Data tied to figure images
+-------+

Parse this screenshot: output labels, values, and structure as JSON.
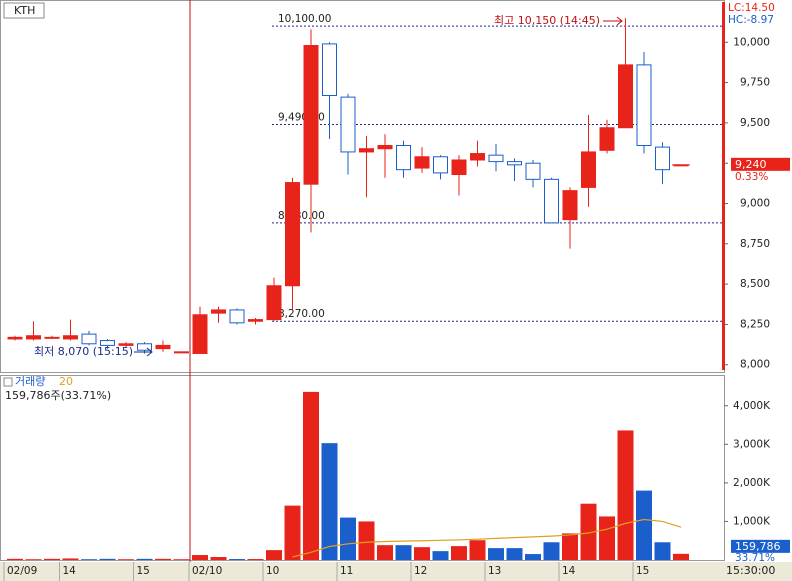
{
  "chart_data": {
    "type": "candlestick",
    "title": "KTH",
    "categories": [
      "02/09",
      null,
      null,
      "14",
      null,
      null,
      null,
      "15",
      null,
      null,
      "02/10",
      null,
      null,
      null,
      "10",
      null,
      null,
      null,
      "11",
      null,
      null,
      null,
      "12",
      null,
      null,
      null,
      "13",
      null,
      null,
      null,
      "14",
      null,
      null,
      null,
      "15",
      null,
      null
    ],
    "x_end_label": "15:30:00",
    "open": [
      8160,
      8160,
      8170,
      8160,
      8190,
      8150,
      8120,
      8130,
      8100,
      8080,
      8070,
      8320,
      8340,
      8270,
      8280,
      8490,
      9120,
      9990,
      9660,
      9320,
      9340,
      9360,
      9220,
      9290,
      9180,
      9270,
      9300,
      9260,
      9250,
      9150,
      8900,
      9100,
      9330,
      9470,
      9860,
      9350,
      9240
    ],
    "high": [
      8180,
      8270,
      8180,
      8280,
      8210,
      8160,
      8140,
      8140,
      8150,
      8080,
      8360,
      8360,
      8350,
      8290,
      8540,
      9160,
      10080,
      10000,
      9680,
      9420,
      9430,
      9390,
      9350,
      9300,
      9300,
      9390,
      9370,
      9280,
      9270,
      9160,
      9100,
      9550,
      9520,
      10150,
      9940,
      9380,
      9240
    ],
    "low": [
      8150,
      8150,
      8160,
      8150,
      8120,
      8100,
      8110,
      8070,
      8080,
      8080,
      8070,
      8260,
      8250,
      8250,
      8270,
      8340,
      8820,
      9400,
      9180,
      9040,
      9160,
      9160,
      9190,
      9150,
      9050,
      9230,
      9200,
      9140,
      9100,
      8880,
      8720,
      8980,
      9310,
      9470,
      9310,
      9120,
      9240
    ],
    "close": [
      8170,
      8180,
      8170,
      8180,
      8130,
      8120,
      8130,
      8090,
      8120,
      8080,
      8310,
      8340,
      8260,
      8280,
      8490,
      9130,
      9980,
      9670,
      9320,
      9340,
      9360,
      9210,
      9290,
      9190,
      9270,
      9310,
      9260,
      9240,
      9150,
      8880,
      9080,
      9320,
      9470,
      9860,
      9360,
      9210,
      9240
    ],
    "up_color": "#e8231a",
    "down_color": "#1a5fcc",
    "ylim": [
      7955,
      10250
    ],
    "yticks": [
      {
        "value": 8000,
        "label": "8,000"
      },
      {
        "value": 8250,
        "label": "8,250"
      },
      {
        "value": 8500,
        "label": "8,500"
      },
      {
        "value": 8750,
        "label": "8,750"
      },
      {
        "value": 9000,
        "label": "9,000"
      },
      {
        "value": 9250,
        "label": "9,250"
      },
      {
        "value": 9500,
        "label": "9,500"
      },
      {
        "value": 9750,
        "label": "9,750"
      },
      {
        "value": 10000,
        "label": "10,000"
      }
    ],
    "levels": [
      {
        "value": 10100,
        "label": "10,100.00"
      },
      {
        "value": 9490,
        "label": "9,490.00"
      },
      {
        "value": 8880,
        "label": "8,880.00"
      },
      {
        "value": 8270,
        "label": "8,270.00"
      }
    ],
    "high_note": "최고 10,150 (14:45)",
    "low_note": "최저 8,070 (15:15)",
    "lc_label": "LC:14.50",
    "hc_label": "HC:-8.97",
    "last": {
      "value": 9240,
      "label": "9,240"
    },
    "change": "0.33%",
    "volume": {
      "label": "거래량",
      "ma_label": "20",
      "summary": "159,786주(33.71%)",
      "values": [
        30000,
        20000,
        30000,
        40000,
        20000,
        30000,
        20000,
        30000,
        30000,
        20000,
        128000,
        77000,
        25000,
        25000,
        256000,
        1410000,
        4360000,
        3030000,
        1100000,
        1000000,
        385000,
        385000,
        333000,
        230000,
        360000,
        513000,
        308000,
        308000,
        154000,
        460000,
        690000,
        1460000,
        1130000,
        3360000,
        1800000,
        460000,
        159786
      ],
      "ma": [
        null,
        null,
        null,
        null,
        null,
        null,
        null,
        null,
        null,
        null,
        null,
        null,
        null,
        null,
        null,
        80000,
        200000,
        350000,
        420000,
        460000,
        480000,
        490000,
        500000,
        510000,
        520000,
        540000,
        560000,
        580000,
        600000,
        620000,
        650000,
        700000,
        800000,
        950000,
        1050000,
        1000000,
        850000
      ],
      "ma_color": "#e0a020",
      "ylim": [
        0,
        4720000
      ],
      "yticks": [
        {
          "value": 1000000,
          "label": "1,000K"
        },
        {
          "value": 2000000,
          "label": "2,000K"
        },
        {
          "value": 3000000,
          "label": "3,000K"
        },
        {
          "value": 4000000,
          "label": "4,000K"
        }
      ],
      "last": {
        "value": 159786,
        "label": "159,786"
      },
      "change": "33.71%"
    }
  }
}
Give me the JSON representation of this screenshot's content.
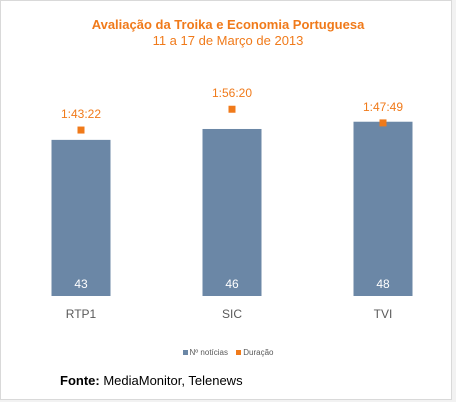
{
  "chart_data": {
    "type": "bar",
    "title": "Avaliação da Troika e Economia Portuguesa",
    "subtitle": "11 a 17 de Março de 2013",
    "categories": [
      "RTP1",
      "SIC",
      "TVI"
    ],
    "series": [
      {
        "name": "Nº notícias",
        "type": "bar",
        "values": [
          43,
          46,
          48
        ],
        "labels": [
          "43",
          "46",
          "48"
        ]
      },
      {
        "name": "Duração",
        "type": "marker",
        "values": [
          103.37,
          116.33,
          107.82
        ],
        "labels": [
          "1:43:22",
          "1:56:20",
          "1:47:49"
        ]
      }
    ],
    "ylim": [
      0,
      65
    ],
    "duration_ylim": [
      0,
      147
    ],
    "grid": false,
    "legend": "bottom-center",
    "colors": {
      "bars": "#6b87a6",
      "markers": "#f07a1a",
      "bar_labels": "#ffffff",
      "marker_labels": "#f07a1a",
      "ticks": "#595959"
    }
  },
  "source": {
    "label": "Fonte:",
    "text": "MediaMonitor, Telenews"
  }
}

+-------+

_TASK GOAL_
Pictures stay out; reproduce every line of the records exactly.

_FULL ANSWER_
Parse this screenshot: output labels, values, and structure as JSON.
{
  "chart_data": {
    "type": "candlestick",
    "title": "KTH",
    "categories": [
      "02/09",
      null,
      null,
      "14",
      null,
      null,
      null,
      "15",
      null,
      null,
      "02/10",
      null,
      null,
      null,
      "10",
      null,
      null,
      null,
      "11",
      null,
      null,
      null,
      "12",
      null,
      null,
      null,
      "13",
      null,
      null,
      null,
      "14",
      null,
      null,
      null,
      "15",
      null,
      null
    ],
    "x_end_label": "15:30:00",
    "open": [
      8160,
      8160,
      8170,
      8160,
      8190,
      8150,
      8120,
      8130,
      8100,
      8080,
      8070,
      8320,
      8340,
      8270,
      8280,
      8490,
      9120,
      9990,
      9660,
      9320,
      9340,
      9360,
      9220,
      9290,
      9180,
      9270,
      9300,
      9260,
      9250,
      9150,
      8900,
      9100,
      9330,
      9470,
      9860,
      9350,
      9240
    ],
    "high": [
      8180,
      8270,
      8180,
      8280,
      8210,
      8160,
      8140,
      8140,
      8150,
      8080,
      8360,
      8360,
      8350,
      8290,
      8540,
      9160,
      10080,
      10000,
      9680,
      9420,
      9430,
      9390,
      9350,
      9300,
      9300,
      9390,
      9370,
      9280,
      9270,
      9160,
      9100,
      9550,
      9520,
      10150,
      9940,
      9380,
      9240
    ],
    "low": [
      8150,
      8150,
      8160,
      8150,
      8120,
      8100,
      8110,
      8070,
      8080,
      8080,
      8070,
      8260,
      8250,
      8250,
      8270,
      8340,
      8820,
      9400,
      9180,
      9040,
      9160,
      9160,
      9190,
      9150,
      9050,
      9230,
      9200,
      9140,
      9100,
      8880,
      8720,
      8980,
      9310,
      9470,
      9310,
      9120,
      9240
    ],
    "close": [
      8170,
      8180,
      8170,
      8180,
      8130,
      8120,
      8130,
      8090,
      8120,
      8080,
      8310,
      8340,
      8260,
      8280,
      8490,
      9130,
      9980,
      9670,
      9320,
      9340,
      9360,
      9210,
      9290,
      9190,
      9270,
      9310,
      9260,
      9240,
      9150,
      8880,
      9080,
      9320,
      9470,
      9860,
      9360,
      9210,
      9240
    ],
    "up_color": "#e8231a",
    "down_color": "#1a5fcc",
    "ylim": [
      7955,
      10250
    ],
    "yticks": [
      {
        "value": 8000,
        "label": "8,000"
      },
      {
        "value": 8250,
        "label": "8,250"
      },
      {
        "value": 8500,
        "label": "8,500"
      },
      {
        "value": 8750,
        "label": "8,750"
      },
      {
        "value": 9000,
        "label": "9,000"
      },
      {
        "value": 9250,
        "label": "9,250"
      },
      {
        "value": 9500,
        "label": "9,500"
      },
      {
        "value": 9750,
        "label": "9,750"
      },
      {
        "value": 10000,
        "label": "10,000"
      }
    ],
    "levels": [
      {
        "value": 10100,
        "label": "10,100.00"
      },
      {
        "value": 9490,
        "label": "9,490.00"
      },
      {
        "value": 8880,
        "label": "8,880.00"
      },
      {
        "value": 8270,
        "label": "8,270.00"
      }
    ],
    "high_note": "최고 10,150 (14:45)",
    "low_note": "최저 8,070 (15:15)",
    "lc_label": "LC:14.50",
    "hc_label": "HC:-8.97",
    "last": {
      "value": 9240,
      "label": "9,240"
    },
    "change": "0.33%",
    "volume": {
      "label": "거래량",
      "ma_label": "20",
      "summary": "159,786주(33.71%)",
      "values": [
        30000,
        20000,
        30000,
        40000,
        20000,
        30000,
        20000,
        30000,
        30000,
        20000,
        128000,
        77000,
        25000,
        25000,
        256000,
        1410000,
        4360000,
        3030000,
        1100000,
        1000000,
        385000,
        385000,
        333000,
        230000,
        360000,
        513000,
        308000,
        308000,
        154000,
        460000,
        690000,
        1460000,
        1130000,
        3360000,
        1800000,
        460000,
        159786
      ],
      "ma": [
        null,
        null,
        null,
        null,
        null,
        null,
        null,
        null,
        null,
        null,
        null,
        null,
        null,
        null,
        null,
        80000,
        200000,
        350000,
        420000,
        460000,
        480000,
        490000,
        500000,
        510000,
        520000,
        540000,
        560000,
        580000,
        600000,
        620000,
        650000,
        700000,
        800000,
        950000,
        1050000,
        1000000,
        850000
      ],
      "ma_color": "#e0a020",
      "ylim": [
        0,
        4720000
      ],
      "yticks": [
        {
          "value": 1000000,
          "label": "1,000K"
        },
        {
          "value": 2000000,
          "label": "2,000K"
        },
        {
          "value": 3000000,
          "label": "3,000K"
        },
        {
          "value": 4000000,
          "label": "4,000K"
        }
      ],
      "last": {
        "value": 159786,
        "label": "159,786"
      },
      "change": "33.71%"
    }
  }
}
Give me the JSON representation of this screenshot's content.
{
  "chart_data": {
    "type": "bar",
    "title": "Avaliação da Troika e Economia Portuguesa",
    "subtitle": "11 a 17 de Março de 2013",
    "categories": [
      "RTP1",
      "SIC",
      "TVI"
    ],
    "series": [
      {
        "name": "Nº notícias",
        "type": "bar",
        "values": [
          43,
          46,
          48
        ],
        "labels": [
          "43",
          "46",
          "48"
        ]
      },
      {
        "name": "Duração",
        "type": "marker",
        "values": [
          103.37,
          116.33,
          107.82
        ],
        "labels": [
          "1:43:22",
          "1:56:20",
          "1:47:49"
        ]
      }
    ],
    "ylim": [
      0,
      65
    ],
    "duration_ylim": [
      0,
      147
    ],
    "grid": false,
    "legend": "bottom-center",
    "colors": {
      "bars": "#6b87a6",
      "markers": "#f07a1a",
      "bar_labels": "#ffffff",
      "marker_labels": "#f07a1a",
      "ticks": "#595959"
    }
  },
  "source": {
    "label": "Fonte:",
    "text": "MediaMonitor, Telenews"
  }
}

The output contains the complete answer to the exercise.